PROVIDED DATA:
******************************

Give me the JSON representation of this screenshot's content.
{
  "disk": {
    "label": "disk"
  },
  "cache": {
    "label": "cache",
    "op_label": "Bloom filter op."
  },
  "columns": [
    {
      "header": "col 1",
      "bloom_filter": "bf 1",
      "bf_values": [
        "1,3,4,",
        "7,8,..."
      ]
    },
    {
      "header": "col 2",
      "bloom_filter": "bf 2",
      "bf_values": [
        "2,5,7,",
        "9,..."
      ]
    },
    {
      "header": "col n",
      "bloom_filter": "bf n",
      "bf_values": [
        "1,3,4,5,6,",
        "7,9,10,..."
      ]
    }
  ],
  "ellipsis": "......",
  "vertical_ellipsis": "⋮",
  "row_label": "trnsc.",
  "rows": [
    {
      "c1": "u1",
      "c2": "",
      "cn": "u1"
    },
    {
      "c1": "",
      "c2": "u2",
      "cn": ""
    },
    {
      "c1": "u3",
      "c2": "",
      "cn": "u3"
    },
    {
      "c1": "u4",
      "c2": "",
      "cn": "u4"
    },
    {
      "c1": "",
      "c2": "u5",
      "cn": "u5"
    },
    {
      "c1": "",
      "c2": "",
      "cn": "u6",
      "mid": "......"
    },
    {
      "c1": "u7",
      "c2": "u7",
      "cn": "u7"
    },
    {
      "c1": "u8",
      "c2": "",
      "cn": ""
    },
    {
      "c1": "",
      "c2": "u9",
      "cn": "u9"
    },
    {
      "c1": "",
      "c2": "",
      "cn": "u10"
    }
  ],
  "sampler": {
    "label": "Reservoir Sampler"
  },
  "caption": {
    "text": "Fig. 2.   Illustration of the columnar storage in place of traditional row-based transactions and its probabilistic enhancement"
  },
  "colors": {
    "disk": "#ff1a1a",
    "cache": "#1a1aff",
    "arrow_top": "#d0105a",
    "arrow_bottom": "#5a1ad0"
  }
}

******************************

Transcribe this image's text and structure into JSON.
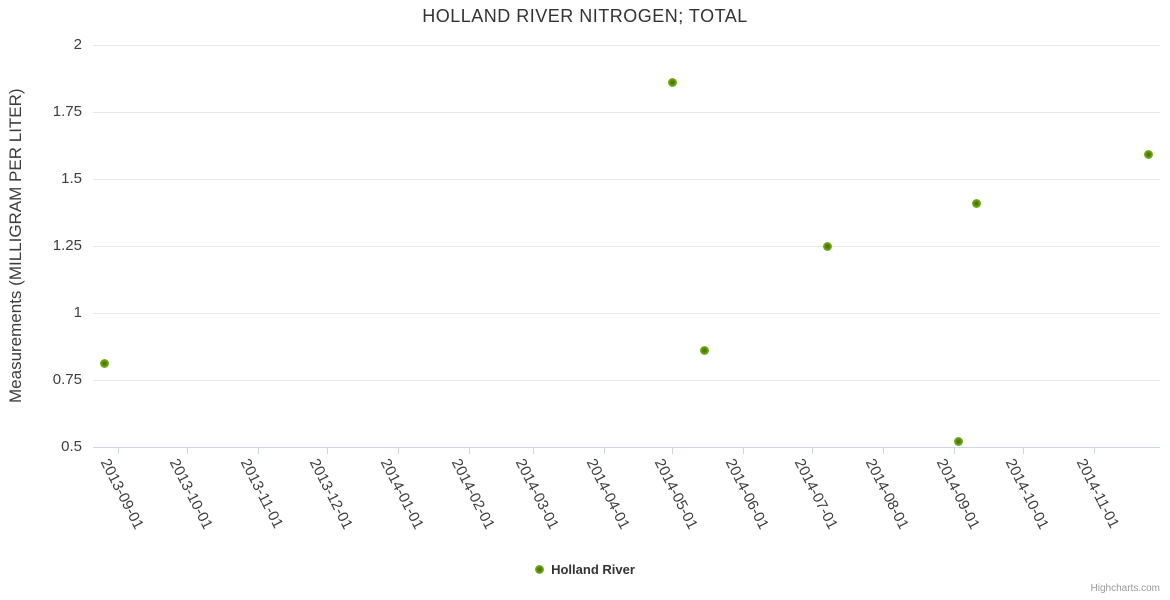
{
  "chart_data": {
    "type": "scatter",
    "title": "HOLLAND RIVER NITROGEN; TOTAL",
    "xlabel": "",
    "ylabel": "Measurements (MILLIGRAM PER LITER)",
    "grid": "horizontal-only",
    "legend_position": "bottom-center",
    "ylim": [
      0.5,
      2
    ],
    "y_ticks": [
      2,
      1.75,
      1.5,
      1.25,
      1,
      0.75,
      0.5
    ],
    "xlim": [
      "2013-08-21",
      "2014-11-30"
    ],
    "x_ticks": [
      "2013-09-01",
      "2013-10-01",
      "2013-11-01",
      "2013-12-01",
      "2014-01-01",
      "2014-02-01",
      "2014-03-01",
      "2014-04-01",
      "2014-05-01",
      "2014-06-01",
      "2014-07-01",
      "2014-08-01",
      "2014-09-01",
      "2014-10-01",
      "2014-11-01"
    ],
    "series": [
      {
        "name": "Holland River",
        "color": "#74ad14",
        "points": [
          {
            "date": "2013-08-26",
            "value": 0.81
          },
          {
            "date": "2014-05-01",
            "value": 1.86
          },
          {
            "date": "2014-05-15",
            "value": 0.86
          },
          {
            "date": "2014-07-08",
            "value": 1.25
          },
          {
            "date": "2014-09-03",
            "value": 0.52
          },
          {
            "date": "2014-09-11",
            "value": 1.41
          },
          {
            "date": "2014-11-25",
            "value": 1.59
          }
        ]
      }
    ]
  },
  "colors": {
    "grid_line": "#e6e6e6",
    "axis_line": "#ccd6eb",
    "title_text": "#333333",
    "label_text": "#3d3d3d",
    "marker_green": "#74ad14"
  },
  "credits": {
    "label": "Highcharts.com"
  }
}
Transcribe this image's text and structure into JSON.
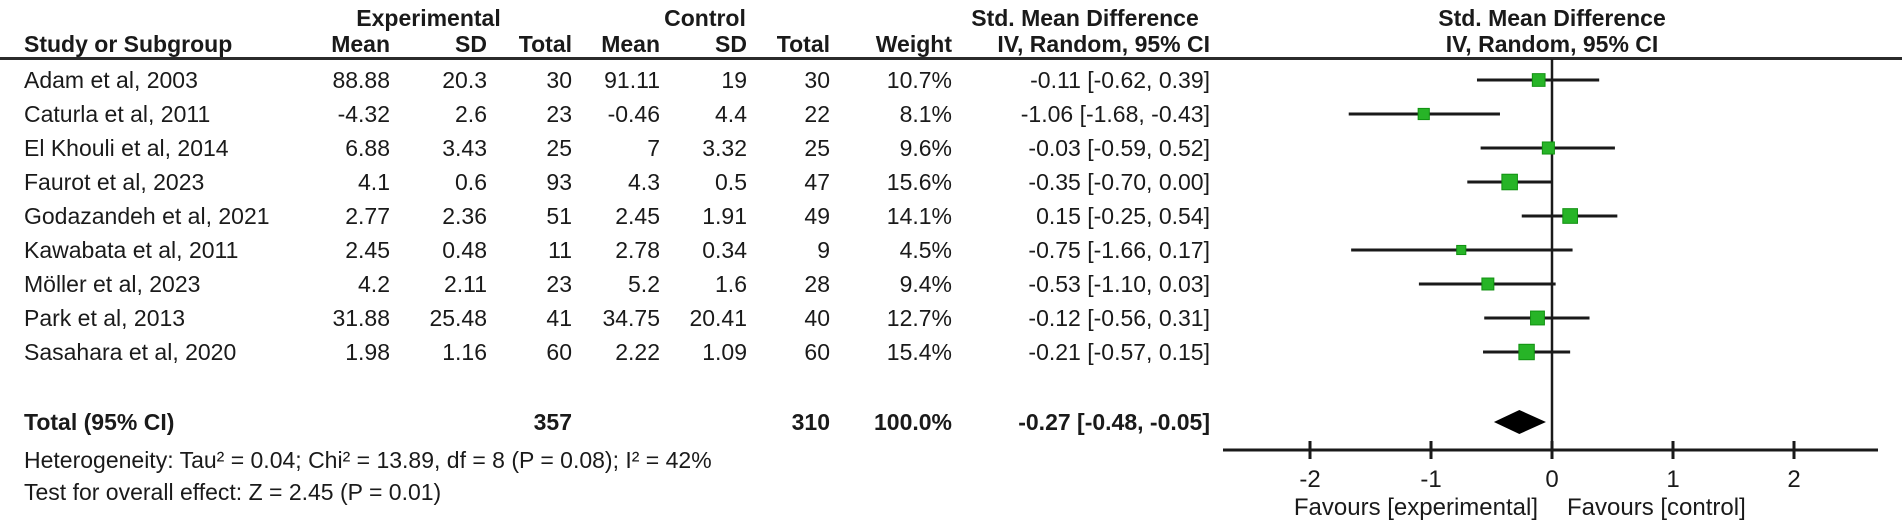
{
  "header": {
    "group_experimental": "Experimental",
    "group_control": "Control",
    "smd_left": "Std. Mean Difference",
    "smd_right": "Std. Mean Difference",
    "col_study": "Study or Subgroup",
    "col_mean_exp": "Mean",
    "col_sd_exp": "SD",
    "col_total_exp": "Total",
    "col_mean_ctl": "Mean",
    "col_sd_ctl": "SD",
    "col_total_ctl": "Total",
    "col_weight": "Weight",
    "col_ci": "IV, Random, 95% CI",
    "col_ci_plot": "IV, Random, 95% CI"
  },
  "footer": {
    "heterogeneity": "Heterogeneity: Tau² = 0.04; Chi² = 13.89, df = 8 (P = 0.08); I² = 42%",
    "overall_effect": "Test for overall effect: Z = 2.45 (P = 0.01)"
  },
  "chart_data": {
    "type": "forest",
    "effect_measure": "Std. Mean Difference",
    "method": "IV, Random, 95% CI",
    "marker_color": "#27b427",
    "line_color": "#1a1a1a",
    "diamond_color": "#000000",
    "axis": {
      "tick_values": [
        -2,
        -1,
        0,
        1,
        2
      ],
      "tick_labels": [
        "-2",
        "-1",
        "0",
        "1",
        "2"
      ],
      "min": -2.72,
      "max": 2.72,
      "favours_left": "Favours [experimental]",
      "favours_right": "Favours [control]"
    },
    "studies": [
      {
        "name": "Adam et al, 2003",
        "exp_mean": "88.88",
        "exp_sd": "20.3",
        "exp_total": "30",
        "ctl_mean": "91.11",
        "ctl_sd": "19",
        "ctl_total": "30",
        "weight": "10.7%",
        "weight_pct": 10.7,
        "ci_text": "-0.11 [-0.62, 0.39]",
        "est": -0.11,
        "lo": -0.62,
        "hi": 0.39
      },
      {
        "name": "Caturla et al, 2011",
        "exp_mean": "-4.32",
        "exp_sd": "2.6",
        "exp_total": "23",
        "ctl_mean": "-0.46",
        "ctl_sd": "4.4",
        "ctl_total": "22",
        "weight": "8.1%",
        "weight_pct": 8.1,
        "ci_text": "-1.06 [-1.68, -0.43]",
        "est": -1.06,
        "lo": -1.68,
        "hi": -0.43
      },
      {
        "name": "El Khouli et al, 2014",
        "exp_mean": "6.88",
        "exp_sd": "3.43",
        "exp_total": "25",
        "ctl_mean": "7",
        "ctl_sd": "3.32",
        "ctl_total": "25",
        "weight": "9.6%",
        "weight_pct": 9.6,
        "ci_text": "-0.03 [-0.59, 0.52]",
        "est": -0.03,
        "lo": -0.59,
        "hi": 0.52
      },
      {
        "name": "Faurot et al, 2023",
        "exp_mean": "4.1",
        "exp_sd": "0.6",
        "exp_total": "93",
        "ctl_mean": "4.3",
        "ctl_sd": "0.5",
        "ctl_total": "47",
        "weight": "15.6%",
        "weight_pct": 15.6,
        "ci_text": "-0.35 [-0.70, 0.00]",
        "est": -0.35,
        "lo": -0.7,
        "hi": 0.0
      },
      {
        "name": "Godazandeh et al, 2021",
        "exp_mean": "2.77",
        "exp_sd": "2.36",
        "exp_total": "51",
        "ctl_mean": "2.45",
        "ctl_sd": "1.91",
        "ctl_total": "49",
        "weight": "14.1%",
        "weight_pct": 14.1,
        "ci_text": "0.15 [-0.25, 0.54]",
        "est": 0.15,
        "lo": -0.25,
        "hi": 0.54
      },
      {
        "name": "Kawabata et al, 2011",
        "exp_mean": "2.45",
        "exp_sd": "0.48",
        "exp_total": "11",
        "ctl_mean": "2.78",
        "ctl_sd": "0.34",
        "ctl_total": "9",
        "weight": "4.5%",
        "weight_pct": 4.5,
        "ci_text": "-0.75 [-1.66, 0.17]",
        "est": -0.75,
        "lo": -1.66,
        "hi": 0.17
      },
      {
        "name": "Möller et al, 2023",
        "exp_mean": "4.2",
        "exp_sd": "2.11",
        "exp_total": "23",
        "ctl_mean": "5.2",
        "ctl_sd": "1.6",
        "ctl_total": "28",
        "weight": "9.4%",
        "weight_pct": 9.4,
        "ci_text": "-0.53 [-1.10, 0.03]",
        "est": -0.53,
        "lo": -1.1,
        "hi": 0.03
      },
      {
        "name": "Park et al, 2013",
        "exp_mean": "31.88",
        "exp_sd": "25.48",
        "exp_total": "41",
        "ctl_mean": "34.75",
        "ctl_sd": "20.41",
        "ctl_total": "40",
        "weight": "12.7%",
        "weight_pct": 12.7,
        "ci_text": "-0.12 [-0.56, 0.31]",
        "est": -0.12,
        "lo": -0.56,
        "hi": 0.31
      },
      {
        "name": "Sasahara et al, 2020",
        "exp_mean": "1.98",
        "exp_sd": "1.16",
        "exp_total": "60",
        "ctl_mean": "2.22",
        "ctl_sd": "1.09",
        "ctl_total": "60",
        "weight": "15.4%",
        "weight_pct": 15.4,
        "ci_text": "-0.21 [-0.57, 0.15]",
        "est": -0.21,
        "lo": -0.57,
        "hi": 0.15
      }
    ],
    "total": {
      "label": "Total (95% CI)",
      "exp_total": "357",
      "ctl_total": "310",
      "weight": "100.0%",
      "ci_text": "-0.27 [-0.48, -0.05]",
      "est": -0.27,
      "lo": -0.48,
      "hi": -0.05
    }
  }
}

******************************

Pick each line holding the word "header" out of the data and copy it.

      "header": "col 1",
      "header": "col 2",
      "header": "col n",
  "header": {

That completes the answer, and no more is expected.